▶ [Raw data]:
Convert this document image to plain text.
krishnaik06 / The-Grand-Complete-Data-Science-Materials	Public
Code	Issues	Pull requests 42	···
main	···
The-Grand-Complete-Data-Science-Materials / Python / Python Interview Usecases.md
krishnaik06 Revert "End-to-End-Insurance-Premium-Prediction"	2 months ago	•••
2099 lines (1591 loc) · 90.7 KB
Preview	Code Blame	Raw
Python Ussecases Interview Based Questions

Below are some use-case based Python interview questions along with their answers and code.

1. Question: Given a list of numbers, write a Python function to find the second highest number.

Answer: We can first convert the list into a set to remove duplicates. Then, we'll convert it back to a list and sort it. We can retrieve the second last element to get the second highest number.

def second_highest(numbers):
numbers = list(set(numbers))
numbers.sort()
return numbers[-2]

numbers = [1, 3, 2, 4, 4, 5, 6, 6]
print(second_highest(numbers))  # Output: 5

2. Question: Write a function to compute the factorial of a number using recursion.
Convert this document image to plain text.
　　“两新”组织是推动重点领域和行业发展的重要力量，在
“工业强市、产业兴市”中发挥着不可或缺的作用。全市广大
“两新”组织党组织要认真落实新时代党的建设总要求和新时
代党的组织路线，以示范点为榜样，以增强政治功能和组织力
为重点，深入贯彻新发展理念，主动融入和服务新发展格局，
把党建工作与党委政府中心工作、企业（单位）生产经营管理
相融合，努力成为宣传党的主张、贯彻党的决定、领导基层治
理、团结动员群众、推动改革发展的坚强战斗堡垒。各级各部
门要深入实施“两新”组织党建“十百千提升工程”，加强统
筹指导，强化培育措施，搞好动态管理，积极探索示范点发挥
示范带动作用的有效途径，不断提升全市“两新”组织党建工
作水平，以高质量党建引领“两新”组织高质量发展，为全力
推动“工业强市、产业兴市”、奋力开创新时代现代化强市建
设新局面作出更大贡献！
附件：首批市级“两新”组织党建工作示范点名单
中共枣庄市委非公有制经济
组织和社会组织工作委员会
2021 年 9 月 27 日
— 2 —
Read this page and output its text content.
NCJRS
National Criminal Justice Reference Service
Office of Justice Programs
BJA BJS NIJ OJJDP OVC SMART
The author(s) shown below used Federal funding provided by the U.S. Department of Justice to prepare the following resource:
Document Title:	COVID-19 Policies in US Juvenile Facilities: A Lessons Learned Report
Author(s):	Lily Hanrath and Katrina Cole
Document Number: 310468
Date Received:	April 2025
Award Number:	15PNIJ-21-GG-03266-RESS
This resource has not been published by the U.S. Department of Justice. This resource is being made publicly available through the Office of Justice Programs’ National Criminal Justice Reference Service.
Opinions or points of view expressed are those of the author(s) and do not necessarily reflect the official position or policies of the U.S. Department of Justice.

▶ [Set task]:
Locate the string "Criminal" in the listing above and copy every line where it occurs.

▶ [Solved exercise]:
National Criminal Justice Reference Service
This resource has not been published by the U.S. Department of Justice. This resource is being made publicly available through the Office of Justice Programs’ National Criminal Justice Reference Service.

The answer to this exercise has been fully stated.